#### Goal:
Leaving out the pictures, please retype each record exactly.

-------- Source records --------

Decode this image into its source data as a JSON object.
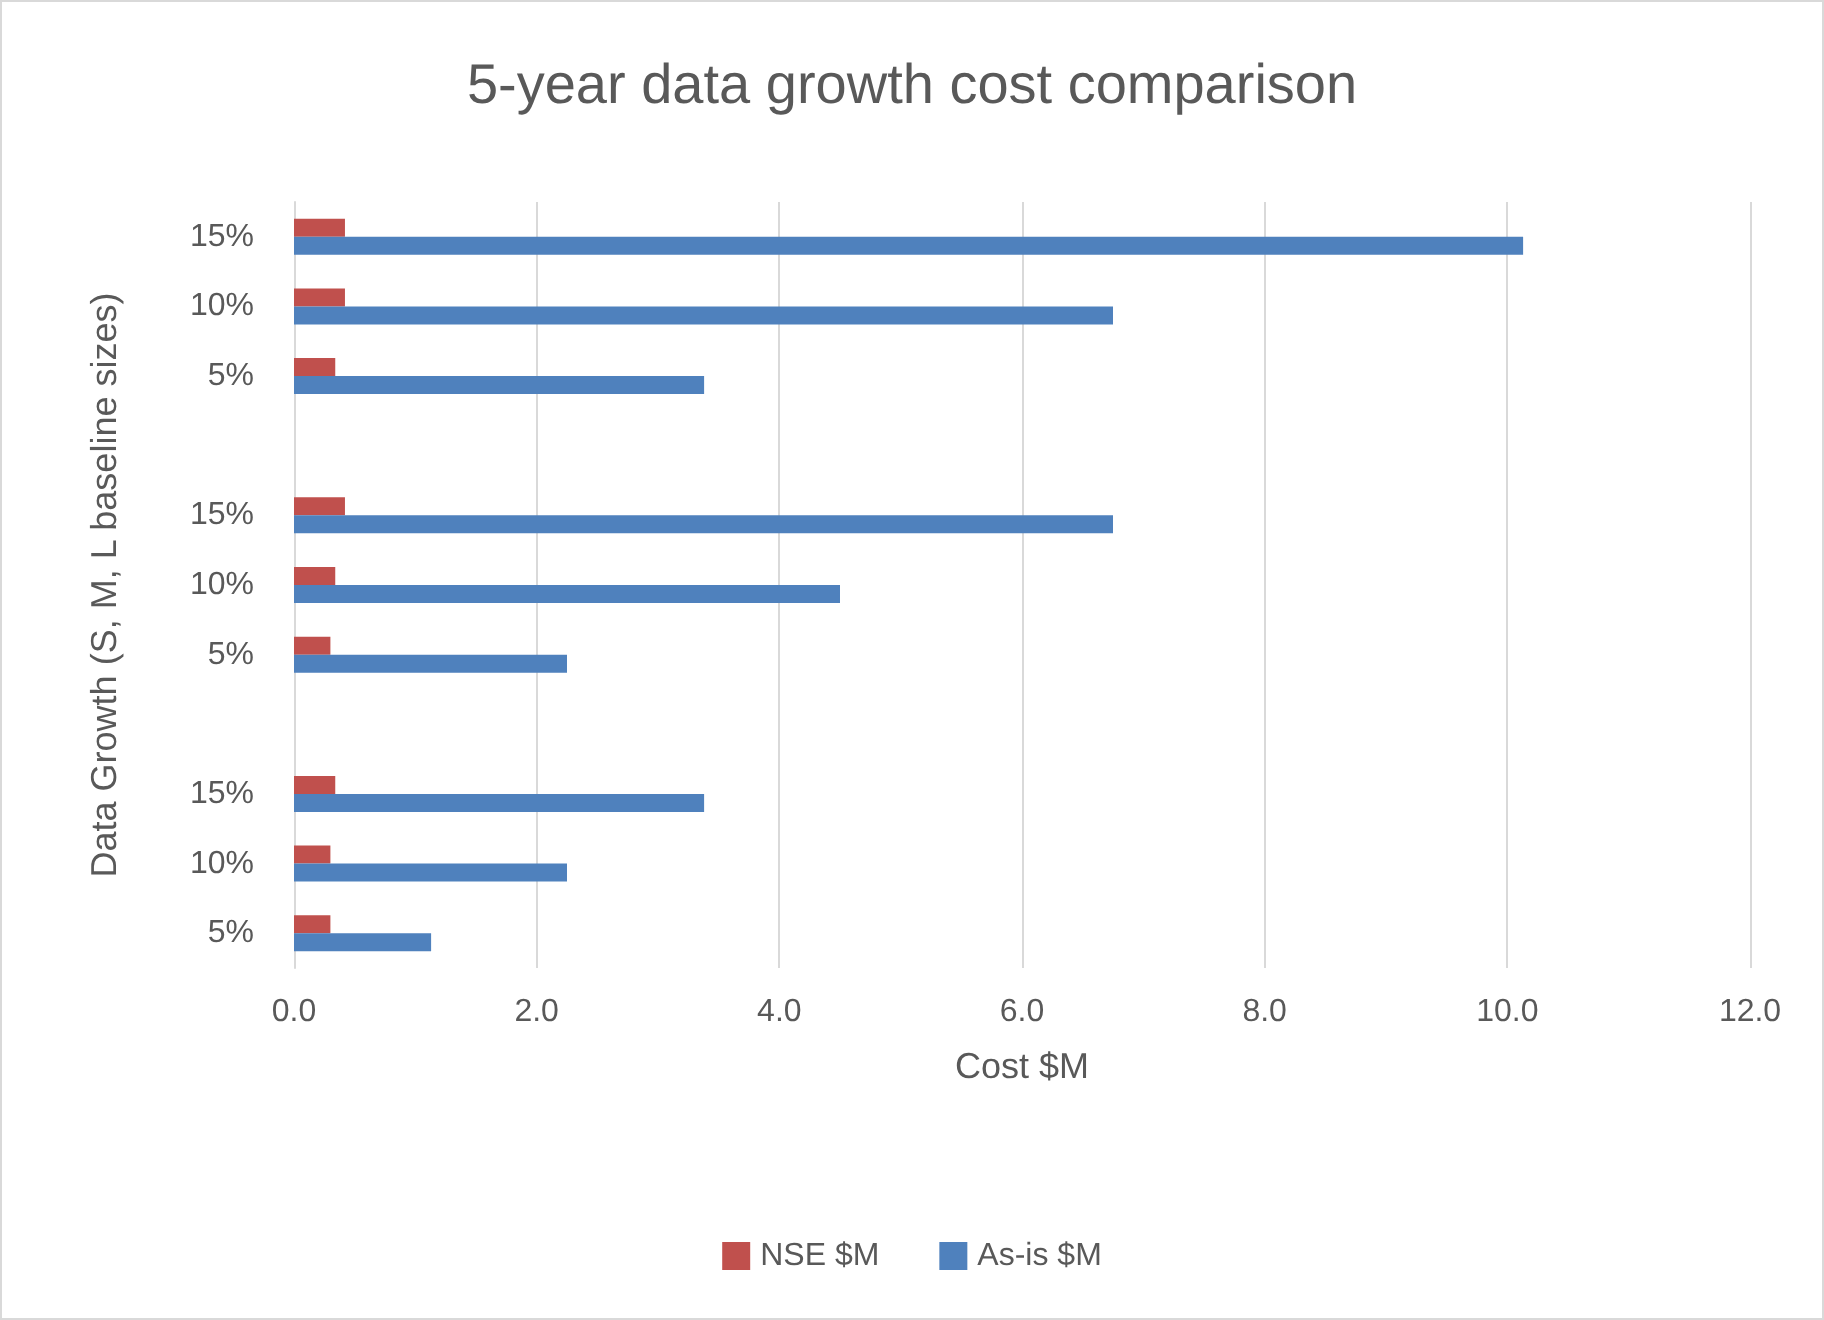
{
  "chart_data": {
    "type": "bar",
    "orientation": "horizontal",
    "title": "5-year data growth cost comparison",
    "xlabel": "Cost $M",
    "ylabel": "Data Growth (S, M, L baseline sizes)",
    "categories": [
      "15%",
      "10%",
      "5%",
      null,
      "15%",
      "10%",
      "5%",
      null,
      "15%",
      "10%",
      "5%"
    ],
    "series": [
      {
        "name": "NSE $M",
        "color": "#c0504d",
        "values": [
          0.42,
          0.42,
          0.34,
          null,
          0.42,
          0.34,
          0.3,
          null,
          0.34,
          0.3,
          0.3
        ]
      },
      {
        "name": "As-is $M",
        "color": "#4f81bd",
        "values": [
          10.13,
          6.75,
          3.38,
          null,
          6.75,
          4.5,
          2.25,
          null,
          3.38,
          2.25,
          1.13
        ]
      }
    ],
    "xlim": [
      0,
      12
    ],
    "xticks": [
      {
        "value": 0,
        "label": "0.0"
      },
      {
        "value": 2,
        "label": "2.0"
      },
      {
        "value": 4,
        "label": "4.0"
      },
      {
        "value": 6,
        "label": "6.0"
      },
      {
        "value": 8,
        "label": "8.0"
      },
      {
        "value": 10,
        "label": "10.0"
      },
      {
        "value": 12,
        "label": "12.0"
      }
    ],
    "grid": "x",
    "legend": "bottom"
  }
}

--------

#### Task result:
Decode this image into its source data as a JSON object.
{
  "chart_data": {
    "type": "bar",
    "orientation": "horizontal",
    "title": "5-year data growth cost comparison",
    "xlabel": "Cost $M",
    "ylabel": "Data Growth (S, M, L baseline sizes)",
    "categories": [
      "15%",
      "10%",
      "5%",
      null,
      "15%",
      "10%",
      "5%",
      null,
      "15%",
      "10%",
      "5%"
    ],
    "series": [
      {
        "name": "NSE $M",
        "color": "#c0504d",
        "values": [
          0.42,
          0.42,
          0.34,
          null,
          0.42,
          0.34,
          0.3,
          null,
          0.34,
          0.3,
          0.3
        ]
      },
      {
        "name": "As-is $M",
        "color": "#4f81bd",
        "values": [
          10.13,
          6.75,
          3.38,
          null,
          6.75,
          4.5,
          2.25,
          null,
          3.38,
          2.25,
          1.13
        ]
      }
    ],
    "xlim": [
      0,
      12
    ],
    "xticks": [
      {
        "value": 0,
        "label": "0.0"
      },
      {
        "value": 2,
        "label": "2.0"
      },
      {
        "value": 4,
        "label": "4.0"
      },
      {
        "value": 6,
        "label": "6.0"
      },
      {
        "value": 8,
        "label": "8.0"
      },
      {
        "value": 10,
        "label": "10.0"
      },
      {
        "value": 12,
        "label": "12.0"
      }
    ],
    "grid": "x",
    "legend": "bottom"
  }
}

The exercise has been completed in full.